- [MATERIAL TO PROCESS]
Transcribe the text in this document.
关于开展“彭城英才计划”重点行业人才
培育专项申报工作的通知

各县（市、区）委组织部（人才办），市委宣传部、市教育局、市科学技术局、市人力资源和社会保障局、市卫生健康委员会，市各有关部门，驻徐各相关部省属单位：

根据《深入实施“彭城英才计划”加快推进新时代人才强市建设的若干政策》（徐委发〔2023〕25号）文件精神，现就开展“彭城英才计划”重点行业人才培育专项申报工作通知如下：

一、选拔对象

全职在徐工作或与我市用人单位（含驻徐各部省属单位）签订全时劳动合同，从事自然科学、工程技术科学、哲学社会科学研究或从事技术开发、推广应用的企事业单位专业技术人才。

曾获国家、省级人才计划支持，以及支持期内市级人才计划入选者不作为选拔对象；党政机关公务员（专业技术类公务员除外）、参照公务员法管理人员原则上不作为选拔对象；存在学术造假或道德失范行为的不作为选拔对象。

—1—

- [SET TASK] Reproduce every line above without error.

- [TASK ANSWER]
Transcribe the text in this document.
关于开展“彭城英才计划”重点行业人才
培育专项申报工作的通知

各县（市、区）委组织部（人才办），市委宣传部、市教育局、市科学技术局、市人力资源和社会保障局、市卫生健康委员会，市各有关部门，驻徐各相关部省属单位：

根据《深入实施“彭城英才计划”加快推进新时代人才强市建设的若干政策》（徐委发〔2023〕25号）文件精神，现就开展“彭城英才计划”重点行业人才培育专项申报工作通知如下：

一、选拔对象

全职在徐工作或与我市用人单位（含驻徐各部省属单位）签订全时劳动合同，从事自然科学、工程技术科学、哲学社会科学研究或从事技术开发、推广应用的企事业单位专业技术人才。

曾获国家、省级人才计划支持，以及支持期内市级人才计划入选者不作为选拔对象；党政机关公务员（专业技术类公务员除外）、参照公务员法管理人员原则上不作为选拔对象；存在学术造假或道德失范行为的不作为选拔对象。

—1—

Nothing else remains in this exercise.